* Written instruction
How many lines in the records below hold the string "this"? Please answer with the number and nothing more.

___ Raw data ___

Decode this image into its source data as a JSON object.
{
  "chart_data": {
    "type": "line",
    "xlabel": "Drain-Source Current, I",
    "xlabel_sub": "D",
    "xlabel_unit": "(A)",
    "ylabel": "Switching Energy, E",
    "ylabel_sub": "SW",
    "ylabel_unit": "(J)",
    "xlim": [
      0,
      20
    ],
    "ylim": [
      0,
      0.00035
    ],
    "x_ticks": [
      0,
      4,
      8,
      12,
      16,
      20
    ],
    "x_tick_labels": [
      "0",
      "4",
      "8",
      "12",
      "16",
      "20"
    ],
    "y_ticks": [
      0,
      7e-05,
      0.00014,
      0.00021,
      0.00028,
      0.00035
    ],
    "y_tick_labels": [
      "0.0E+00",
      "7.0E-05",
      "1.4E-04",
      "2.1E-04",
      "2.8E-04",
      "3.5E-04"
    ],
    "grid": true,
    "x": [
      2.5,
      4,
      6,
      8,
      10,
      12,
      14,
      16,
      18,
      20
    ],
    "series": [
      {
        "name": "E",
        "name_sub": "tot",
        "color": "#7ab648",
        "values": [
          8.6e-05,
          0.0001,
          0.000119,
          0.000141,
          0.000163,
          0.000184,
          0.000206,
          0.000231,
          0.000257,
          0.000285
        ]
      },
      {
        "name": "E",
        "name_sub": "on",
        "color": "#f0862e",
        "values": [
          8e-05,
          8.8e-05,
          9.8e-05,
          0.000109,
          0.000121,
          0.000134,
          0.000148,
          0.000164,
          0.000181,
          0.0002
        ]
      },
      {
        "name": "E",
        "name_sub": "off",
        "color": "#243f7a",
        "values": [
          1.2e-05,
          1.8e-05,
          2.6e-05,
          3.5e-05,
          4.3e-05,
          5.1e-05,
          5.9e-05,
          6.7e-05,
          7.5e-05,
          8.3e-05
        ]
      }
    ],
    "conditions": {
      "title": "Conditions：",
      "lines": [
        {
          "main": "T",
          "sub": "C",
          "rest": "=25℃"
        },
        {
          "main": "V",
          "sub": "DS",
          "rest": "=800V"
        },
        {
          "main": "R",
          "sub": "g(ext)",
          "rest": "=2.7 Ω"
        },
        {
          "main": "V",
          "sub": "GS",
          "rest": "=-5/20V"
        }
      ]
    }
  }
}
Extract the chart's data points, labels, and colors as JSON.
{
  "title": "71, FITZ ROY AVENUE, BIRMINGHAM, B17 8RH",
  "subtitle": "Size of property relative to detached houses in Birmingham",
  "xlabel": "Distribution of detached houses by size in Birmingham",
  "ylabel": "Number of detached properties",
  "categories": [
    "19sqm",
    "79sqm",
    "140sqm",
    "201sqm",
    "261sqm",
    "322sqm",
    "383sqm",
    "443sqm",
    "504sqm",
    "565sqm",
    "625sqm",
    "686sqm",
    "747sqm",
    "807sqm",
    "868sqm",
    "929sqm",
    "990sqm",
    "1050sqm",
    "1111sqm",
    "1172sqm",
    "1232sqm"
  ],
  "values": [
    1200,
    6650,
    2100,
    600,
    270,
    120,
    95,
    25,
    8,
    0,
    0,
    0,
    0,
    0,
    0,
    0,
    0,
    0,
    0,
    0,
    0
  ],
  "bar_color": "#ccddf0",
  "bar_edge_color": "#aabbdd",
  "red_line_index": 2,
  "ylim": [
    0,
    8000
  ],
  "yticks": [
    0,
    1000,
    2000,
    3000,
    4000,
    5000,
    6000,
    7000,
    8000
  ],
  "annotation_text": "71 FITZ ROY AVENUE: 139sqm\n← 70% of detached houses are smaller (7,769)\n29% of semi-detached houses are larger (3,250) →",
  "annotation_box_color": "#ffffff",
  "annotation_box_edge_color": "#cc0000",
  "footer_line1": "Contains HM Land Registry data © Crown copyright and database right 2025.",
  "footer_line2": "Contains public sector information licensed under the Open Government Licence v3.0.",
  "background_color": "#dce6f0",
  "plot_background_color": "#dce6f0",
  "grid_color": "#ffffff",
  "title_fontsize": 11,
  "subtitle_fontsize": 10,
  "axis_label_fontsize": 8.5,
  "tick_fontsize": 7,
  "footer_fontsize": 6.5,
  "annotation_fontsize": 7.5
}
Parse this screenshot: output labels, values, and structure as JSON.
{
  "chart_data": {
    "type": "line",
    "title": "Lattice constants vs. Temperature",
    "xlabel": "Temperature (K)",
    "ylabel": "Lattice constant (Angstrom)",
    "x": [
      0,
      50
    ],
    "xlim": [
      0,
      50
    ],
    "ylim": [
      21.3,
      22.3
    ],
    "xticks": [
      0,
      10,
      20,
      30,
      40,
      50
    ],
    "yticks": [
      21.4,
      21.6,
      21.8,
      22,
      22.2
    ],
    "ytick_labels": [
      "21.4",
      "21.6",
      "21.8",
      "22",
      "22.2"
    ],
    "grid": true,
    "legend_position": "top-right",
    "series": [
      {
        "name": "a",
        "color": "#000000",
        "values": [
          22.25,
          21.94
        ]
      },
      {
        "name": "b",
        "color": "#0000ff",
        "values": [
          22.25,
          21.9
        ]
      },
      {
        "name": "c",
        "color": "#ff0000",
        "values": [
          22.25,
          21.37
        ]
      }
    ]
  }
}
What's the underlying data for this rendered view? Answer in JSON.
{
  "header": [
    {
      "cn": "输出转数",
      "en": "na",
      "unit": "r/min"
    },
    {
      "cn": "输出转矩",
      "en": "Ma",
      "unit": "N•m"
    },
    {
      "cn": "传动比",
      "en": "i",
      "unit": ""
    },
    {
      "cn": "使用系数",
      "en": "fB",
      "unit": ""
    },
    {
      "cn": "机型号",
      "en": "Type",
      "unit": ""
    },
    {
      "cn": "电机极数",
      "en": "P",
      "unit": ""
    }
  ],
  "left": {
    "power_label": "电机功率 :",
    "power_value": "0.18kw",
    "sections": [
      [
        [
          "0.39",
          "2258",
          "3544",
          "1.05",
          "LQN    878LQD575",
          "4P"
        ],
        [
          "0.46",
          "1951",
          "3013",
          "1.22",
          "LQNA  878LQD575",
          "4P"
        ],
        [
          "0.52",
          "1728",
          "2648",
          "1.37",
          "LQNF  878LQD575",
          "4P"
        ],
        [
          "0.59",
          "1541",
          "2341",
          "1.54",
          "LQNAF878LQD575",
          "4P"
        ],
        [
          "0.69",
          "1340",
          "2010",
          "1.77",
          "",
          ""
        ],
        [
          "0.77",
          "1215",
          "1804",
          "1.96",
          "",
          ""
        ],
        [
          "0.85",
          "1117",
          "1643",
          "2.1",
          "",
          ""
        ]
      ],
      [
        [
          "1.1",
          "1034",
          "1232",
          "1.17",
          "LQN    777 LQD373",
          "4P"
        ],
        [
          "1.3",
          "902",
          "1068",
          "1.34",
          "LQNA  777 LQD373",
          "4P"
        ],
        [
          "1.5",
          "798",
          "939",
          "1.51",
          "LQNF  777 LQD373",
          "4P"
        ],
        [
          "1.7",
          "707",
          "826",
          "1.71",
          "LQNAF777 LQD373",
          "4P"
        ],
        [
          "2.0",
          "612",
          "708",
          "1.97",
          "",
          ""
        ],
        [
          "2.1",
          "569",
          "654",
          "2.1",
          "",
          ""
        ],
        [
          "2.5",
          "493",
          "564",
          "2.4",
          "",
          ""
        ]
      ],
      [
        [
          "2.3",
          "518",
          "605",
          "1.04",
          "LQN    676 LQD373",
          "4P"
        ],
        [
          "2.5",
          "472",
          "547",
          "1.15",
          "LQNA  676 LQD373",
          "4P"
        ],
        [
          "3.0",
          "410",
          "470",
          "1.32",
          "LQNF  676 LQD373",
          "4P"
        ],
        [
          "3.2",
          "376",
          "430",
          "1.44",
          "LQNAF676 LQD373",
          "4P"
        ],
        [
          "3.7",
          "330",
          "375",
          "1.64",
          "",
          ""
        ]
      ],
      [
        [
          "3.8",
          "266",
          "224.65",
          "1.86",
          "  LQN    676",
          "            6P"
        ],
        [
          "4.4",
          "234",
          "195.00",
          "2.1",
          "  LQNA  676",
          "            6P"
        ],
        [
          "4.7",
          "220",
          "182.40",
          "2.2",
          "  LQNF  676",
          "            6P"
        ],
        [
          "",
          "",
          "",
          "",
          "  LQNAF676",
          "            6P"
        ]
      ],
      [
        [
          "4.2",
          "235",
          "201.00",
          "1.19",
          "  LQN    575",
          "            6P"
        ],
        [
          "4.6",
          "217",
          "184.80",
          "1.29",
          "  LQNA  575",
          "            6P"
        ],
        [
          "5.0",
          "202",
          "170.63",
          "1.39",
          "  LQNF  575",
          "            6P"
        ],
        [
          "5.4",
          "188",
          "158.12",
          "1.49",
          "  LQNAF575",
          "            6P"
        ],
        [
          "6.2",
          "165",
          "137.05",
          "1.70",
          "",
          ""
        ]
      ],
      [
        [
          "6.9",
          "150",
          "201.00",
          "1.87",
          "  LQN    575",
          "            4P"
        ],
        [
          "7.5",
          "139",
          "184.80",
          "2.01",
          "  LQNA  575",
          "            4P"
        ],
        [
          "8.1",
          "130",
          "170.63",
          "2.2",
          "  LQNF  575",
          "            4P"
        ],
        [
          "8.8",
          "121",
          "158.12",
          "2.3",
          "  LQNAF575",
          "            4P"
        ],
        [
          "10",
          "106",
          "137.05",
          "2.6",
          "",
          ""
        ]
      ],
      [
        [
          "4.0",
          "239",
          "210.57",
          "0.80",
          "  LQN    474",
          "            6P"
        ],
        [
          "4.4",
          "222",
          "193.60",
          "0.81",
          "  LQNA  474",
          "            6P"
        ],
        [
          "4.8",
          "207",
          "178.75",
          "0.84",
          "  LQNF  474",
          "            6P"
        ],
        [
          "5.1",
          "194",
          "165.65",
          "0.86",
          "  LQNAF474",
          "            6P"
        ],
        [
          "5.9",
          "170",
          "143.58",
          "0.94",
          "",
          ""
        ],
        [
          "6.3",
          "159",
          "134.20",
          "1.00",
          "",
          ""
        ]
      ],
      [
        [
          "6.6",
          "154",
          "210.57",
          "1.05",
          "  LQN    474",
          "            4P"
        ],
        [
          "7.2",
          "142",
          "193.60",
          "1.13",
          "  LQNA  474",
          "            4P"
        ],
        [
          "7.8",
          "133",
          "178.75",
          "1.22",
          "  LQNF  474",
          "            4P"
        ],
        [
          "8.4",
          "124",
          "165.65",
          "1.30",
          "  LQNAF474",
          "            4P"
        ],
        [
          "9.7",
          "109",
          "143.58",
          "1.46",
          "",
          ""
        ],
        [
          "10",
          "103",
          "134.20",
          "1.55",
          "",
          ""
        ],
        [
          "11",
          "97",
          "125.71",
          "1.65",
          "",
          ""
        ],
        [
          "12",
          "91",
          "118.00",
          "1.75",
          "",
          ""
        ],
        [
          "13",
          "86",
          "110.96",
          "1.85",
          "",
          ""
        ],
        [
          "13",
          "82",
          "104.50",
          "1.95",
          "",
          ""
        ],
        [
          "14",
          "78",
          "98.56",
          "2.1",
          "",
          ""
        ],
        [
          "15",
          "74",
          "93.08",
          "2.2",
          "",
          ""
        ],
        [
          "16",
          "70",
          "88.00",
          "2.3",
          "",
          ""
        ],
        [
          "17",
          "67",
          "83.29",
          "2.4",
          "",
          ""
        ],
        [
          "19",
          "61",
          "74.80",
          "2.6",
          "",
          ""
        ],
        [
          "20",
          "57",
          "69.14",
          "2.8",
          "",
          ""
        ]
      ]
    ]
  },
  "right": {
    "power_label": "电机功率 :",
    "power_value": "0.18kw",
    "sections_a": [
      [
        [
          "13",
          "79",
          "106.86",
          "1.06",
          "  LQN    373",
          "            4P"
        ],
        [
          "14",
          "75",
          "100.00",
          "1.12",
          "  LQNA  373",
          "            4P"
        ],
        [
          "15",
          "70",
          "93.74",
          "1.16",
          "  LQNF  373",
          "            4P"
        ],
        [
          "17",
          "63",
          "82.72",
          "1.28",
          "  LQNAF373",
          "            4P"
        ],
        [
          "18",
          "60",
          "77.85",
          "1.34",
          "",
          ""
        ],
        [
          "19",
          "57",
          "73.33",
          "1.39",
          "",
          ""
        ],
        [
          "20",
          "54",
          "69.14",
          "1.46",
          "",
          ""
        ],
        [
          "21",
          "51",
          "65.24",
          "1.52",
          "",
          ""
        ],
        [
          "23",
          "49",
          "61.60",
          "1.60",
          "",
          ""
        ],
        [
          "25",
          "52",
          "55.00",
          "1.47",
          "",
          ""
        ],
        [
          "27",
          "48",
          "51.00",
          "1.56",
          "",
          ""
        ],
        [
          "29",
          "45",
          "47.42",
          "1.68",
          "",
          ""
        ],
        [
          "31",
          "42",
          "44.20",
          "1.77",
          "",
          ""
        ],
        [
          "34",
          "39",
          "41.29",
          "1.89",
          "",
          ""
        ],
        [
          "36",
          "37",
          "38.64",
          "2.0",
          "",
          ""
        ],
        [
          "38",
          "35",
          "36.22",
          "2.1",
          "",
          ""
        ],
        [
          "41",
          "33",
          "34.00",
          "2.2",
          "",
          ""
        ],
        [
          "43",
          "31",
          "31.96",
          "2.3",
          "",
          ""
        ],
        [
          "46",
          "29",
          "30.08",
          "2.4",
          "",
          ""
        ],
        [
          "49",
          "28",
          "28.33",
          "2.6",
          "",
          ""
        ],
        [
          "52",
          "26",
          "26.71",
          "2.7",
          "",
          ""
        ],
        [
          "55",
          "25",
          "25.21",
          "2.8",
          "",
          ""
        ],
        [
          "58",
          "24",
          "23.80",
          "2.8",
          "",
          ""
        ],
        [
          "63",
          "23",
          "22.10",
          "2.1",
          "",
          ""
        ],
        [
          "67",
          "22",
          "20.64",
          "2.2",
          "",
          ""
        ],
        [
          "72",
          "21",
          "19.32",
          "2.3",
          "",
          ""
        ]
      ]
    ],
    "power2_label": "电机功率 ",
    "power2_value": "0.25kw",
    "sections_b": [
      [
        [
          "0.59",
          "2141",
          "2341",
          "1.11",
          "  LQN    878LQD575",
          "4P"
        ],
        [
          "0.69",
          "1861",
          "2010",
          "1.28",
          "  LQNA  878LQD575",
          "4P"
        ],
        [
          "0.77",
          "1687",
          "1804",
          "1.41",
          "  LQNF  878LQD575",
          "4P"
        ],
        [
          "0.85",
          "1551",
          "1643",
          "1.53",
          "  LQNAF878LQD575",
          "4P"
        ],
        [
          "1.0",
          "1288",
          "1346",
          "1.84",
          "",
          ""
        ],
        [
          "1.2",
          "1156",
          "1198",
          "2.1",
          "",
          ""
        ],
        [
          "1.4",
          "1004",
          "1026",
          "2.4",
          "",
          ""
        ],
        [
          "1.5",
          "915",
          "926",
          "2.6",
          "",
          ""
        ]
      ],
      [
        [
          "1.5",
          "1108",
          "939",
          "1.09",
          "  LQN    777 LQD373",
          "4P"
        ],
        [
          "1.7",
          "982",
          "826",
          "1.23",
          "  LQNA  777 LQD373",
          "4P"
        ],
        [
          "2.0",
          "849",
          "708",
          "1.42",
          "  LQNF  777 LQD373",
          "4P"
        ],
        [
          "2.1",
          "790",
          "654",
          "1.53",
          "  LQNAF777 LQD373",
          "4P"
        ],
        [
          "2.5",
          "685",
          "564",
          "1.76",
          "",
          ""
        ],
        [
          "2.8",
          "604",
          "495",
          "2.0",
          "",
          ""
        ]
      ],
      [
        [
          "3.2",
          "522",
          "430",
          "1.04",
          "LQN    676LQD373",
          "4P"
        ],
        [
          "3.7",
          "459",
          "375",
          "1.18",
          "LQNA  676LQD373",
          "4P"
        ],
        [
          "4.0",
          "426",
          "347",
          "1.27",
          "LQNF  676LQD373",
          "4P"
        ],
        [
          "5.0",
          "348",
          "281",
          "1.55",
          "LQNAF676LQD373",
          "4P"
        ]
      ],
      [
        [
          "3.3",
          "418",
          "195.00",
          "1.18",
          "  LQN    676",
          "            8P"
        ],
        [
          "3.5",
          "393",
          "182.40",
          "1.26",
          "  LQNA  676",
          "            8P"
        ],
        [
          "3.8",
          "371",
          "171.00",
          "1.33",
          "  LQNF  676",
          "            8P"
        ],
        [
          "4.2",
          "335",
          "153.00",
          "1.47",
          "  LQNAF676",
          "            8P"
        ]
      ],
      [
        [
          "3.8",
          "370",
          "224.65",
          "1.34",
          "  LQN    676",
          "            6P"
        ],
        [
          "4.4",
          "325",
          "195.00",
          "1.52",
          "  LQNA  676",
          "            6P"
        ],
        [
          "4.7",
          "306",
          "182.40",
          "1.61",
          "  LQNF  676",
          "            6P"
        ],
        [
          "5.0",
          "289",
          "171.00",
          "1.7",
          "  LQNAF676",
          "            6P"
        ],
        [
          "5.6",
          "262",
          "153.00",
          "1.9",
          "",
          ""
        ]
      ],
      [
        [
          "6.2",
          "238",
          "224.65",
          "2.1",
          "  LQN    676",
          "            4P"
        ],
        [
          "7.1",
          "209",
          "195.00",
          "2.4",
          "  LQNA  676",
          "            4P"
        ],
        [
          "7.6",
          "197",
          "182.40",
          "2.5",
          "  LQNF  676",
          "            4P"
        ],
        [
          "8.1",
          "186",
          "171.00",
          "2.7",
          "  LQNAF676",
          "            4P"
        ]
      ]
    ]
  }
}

___

* The response
3